Repeat all of the data precisely.

## START

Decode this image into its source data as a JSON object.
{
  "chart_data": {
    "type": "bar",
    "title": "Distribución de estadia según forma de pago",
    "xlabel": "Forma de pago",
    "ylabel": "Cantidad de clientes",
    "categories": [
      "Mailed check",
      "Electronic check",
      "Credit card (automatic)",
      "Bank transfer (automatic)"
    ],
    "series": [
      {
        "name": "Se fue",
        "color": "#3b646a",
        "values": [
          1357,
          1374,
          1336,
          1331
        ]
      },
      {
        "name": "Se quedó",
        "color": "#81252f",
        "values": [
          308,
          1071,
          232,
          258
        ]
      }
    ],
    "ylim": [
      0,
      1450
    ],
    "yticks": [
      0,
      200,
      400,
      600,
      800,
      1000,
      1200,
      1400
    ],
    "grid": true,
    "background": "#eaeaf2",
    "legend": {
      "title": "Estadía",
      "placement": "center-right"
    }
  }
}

## END

Task solution
Decode this image into its source data as a JSON object.
{
  "chart_data": {
    "type": "bar",
    "title": "Distribución de estadia según forma de pago",
    "xlabel": "Forma de pago",
    "ylabel": "Cantidad de clientes",
    "categories": [
      "Mailed check",
      "Electronic check",
      "Credit card (automatic)",
      "Bank transfer (automatic)"
    ],
    "series": [
      {
        "name": "Se fue",
        "color": "#3b646a",
        "values": [
          1357,
          1374,
          1336,
          1331
        ]
      },
      {
        "name": "Se quedó",
        "color": "#81252f",
        "values": [
          308,
          1071,
          232,
          258
        ]
      }
    ],
    "ylim": [
      0,
      1450
    ],
    "yticks": [
      0,
      200,
      400,
      600,
      800,
      1000,
      1200,
      1400
    ],
    "grid": true,
    "background": "#eaeaf2",
    "legend": {
      "title": "Estadía",
      "placement": "center-right"
    }
  }
}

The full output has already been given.